[start]
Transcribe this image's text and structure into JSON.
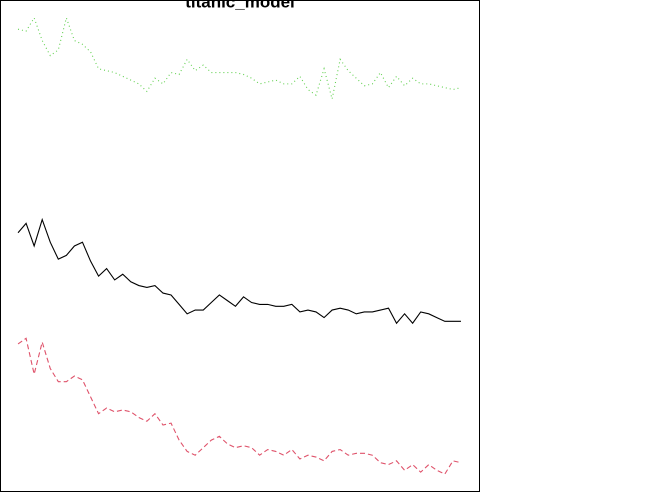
{
  "chart_data": {
    "type": "line",
    "title": "titanic_model",
    "x": [
      1,
      2,
      3,
      4,
      5,
      6,
      7,
      8,
      9,
      10,
      11,
      12,
      13,
      14,
      15,
      16,
      17,
      18,
      19,
      20,
      21,
      22,
      23,
      24,
      25,
      26,
      27,
      28,
      29,
      30,
      31,
      32,
      33,
      34,
      35,
      36,
      37,
      38,
      39,
      40,
      41,
      42,
      43,
      44,
      45,
      46,
      47,
      48,
      49,
      50,
      51,
      52,
      53,
      54,
      55,
      56
    ],
    "xlim": [
      -1.24,
      58.24
    ],
    "ylim": [
      0.065,
      0.3255
    ],
    "series": [
      {
        "color": "#000000",
        "dash": "solid",
        "values": [
          0.202,
          0.207,
          0.195,
          0.209,
          0.197,
          0.188,
          0.19,
          0.195,
          0.197,
          0.187,
          0.179,
          0.183,
          0.177,
          0.18,
          0.176,
          0.174,
          0.173,
          0.174,
          0.17,
          0.169,
          0.164,
          0.159,
          0.161,
          0.161,
          0.165,
          0.169,
          0.166,
          0.163,
          0.168,
          0.165,
          0.164,
          0.164,
          0.163,
          0.163,
          0.164,
          0.16,
          0.161,
          0.16,
          0.157,
          0.161,
          0.162,
          0.161,
          0.159,
          0.16,
          0.16,
          0.161,
          0.162,
          0.154,
          0.159,
          0.154,
          0.16,
          0.159,
          0.157,
          0.155,
          0.155,
          0.155
        ]
      },
      {
        "color": "#df536b",
        "dash": "dashed",
        "values": [
          0.143,
          0.146,
          0.127,
          0.144,
          0.13,
          0.123,
          0.123,
          0.126,
          0.124,
          0.115,
          0.106,
          0.109,
          0.107,
          0.108,
          0.107,
          0.104,
          0.102,
          0.106,
          0.1,
          0.101,
          0.092,
          0.086,
          0.084,
          0.088,
          0.092,
          0.094,
          0.09,
          0.088,
          0.089,
          0.088,
          0.084,
          0.087,
          0.086,
          0.084,
          0.087,
          0.082,
          0.084,
          0.083,
          0.081,
          0.086,
          0.087,
          0.084,
          0.085,
          0.085,
          0.084,
          0.08,
          0.079,
          0.081,
          0.076,
          0.079,
          0.075,
          0.079,
          0.076,
          0.074,
          0.081,
          0.08
        ]
      },
      {
        "color": "#61d04f",
        "dash": "dotted",
        "values": [
          0.31,
          0.309,
          0.316,
          0.304,
          0.296,
          0.299,
          0.316,
          0.304,
          0.302,
          0.298,
          0.289,
          0.288,
          0.287,
          0.285,
          0.283,
          0.281,
          0.277,
          0.284,
          0.281,
          0.287,
          0.286,
          0.294,
          0.288,
          0.291,
          0.287,
          0.287,
          0.287,
          0.287,
          0.286,
          0.284,
          0.281,
          0.282,
          0.283,
          0.281,
          0.281,
          0.285,
          0.278,
          0.275,
          0.289,
          0.273,
          0.294,
          0.288,
          0.284,
          0.28,
          0.281,
          0.287,
          0.279,
          0.285,
          0.28,
          0.284,
          0.281,
          0.281,
          0.28,
          0.279,
          0.278,
          0.279
        ]
      }
    ]
  }
}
[end]
Extract every line of the data exactly; pictures stay out.

### REPLY
Transcribe this image's text and structure into JSON.
{
  "chart_data": {
    "type": "line",
    "title": "titanic_model",
    "x": [
      1,
      2,
      3,
      4,
      5,
      6,
      7,
      8,
      9,
      10,
      11,
      12,
      13,
      14,
      15,
      16,
      17,
      18,
      19,
      20,
      21,
      22,
      23,
      24,
      25,
      26,
      27,
      28,
      29,
      30,
      31,
      32,
      33,
      34,
      35,
      36,
      37,
      38,
      39,
      40,
      41,
      42,
      43,
      44,
      45,
      46,
      47,
      48,
      49,
      50,
      51,
      52,
      53,
      54,
      55,
      56
    ],
    "xlim": [
      -1.24,
      58.24
    ],
    "ylim": [
      0.065,
      0.3255
    ],
    "series": [
      {
        "color": "#000000",
        "dash": "solid",
        "values": [
          0.202,
          0.207,
          0.195,
          0.209,
          0.197,
          0.188,
          0.19,
          0.195,
          0.197,
          0.187,
          0.179,
          0.183,
          0.177,
          0.18,
          0.176,
          0.174,
          0.173,
          0.174,
          0.17,
          0.169,
          0.164,
          0.159,
          0.161,
          0.161,
          0.165,
          0.169,
          0.166,
          0.163,
          0.168,
          0.165,
          0.164,
          0.164,
          0.163,
          0.163,
          0.164,
          0.16,
          0.161,
          0.16,
          0.157,
          0.161,
          0.162,
          0.161,
          0.159,
          0.16,
          0.16,
          0.161,
          0.162,
          0.154,
          0.159,
          0.154,
          0.16,
          0.159,
          0.157,
          0.155,
          0.155,
          0.155
        ]
      },
      {
        "color": "#df536b",
        "dash": "dashed",
        "values": [
          0.143,
          0.146,
          0.127,
          0.144,
          0.13,
          0.123,
          0.123,
          0.126,
          0.124,
          0.115,
          0.106,
          0.109,
          0.107,
          0.108,
          0.107,
          0.104,
          0.102,
          0.106,
          0.1,
          0.101,
          0.092,
          0.086,
          0.084,
          0.088,
          0.092,
          0.094,
          0.09,
          0.088,
          0.089,
          0.088,
          0.084,
          0.087,
          0.086,
          0.084,
          0.087,
          0.082,
          0.084,
          0.083,
          0.081,
          0.086,
          0.087,
          0.084,
          0.085,
          0.085,
          0.084,
          0.08,
          0.079,
          0.081,
          0.076,
          0.079,
          0.075,
          0.079,
          0.076,
          0.074,
          0.081,
          0.08
        ]
      },
      {
        "color": "#61d04f",
        "dash": "dotted",
        "values": [
          0.31,
          0.309,
          0.316,
          0.304,
          0.296,
          0.299,
          0.316,
          0.304,
          0.302,
          0.298,
          0.289,
          0.288,
          0.287,
          0.285,
          0.283,
          0.281,
          0.277,
          0.284,
          0.281,
          0.287,
          0.286,
          0.294,
          0.288,
          0.291,
          0.287,
          0.287,
          0.287,
          0.287,
          0.286,
          0.284,
          0.281,
          0.282,
          0.283,
          0.281,
          0.281,
          0.285,
          0.278,
          0.275,
          0.289,
          0.273,
          0.294,
          0.288,
          0.284,
          0.28,
          0.281,
          0.287,
          0.279,
          0.285,
          0.28,
          0.284,
          0.281,
          0.281,
          0.28,
          0.279,
          0.278,
          0.279
        ]
      }
    ]
  }
}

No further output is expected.